◆ Problem requirements ◆
Note each line of the listing that contains the string "plain", and copy it.

◆ The records ◆
__________

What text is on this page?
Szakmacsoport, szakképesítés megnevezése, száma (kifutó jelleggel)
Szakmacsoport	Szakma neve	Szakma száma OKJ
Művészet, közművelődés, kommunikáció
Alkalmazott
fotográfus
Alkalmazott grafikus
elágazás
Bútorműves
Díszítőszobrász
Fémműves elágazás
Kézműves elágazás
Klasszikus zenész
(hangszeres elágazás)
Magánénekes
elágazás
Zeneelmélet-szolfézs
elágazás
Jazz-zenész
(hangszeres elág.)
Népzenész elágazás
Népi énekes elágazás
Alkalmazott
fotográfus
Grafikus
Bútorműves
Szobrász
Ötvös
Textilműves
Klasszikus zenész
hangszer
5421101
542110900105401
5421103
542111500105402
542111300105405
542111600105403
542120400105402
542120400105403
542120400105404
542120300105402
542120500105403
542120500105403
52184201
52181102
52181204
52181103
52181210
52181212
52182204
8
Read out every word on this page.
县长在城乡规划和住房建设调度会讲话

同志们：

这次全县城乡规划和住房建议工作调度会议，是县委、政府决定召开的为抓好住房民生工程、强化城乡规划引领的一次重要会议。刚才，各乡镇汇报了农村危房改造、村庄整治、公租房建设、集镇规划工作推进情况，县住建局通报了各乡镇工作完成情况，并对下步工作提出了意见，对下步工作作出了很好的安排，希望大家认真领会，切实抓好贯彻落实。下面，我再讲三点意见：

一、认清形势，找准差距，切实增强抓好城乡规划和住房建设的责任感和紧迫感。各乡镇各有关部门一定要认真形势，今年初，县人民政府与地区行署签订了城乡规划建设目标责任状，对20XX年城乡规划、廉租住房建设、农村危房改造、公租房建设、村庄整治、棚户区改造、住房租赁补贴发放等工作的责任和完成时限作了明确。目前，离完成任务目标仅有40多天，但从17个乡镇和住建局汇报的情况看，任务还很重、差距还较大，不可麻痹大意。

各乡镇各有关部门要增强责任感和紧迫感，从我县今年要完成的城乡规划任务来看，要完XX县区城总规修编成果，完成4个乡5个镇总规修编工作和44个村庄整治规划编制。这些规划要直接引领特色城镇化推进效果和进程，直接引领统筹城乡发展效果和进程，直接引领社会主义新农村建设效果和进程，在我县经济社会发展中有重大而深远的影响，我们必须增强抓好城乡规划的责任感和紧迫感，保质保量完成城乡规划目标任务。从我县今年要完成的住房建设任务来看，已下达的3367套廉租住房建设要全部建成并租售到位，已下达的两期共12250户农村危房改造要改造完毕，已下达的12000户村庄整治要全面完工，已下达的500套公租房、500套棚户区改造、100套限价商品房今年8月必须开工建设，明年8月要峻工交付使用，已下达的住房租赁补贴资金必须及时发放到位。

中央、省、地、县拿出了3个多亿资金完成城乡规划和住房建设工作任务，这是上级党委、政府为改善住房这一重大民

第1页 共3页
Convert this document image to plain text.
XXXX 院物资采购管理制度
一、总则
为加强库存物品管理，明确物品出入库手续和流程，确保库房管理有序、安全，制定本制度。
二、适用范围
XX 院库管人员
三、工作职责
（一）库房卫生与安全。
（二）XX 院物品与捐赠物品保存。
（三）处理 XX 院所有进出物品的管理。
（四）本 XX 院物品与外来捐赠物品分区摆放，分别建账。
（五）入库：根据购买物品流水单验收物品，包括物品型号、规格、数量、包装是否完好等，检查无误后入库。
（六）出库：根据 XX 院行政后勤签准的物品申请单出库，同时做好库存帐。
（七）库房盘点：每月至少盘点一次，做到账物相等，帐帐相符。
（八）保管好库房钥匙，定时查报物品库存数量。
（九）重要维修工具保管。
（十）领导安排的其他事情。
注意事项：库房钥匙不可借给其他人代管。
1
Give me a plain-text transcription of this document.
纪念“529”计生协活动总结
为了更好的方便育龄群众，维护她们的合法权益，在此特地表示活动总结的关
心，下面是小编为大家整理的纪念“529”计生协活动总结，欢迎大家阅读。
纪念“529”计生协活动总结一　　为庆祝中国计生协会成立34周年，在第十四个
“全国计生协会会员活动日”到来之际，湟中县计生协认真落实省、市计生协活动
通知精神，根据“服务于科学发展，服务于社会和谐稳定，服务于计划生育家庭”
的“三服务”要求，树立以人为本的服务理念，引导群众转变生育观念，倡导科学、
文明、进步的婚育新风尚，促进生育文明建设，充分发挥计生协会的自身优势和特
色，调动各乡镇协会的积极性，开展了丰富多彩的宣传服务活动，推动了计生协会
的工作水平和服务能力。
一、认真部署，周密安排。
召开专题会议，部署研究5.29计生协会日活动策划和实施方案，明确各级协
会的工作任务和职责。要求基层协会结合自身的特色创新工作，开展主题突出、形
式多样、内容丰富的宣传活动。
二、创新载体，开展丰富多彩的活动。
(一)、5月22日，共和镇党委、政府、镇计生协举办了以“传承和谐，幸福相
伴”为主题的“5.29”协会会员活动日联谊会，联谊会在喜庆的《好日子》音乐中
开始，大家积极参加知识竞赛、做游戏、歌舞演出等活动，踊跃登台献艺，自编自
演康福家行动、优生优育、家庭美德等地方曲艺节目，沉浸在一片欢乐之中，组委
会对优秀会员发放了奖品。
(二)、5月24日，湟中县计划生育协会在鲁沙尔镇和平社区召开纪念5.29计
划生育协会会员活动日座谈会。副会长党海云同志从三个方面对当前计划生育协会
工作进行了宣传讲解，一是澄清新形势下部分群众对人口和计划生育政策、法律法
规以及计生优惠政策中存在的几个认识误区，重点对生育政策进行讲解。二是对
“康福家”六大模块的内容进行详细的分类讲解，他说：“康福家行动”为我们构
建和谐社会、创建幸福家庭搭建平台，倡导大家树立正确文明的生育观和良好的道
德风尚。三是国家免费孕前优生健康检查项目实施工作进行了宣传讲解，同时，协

__________

◆ Finished task ◆
Convert this document image to plain text.
Give me a plain-text transcription of this document.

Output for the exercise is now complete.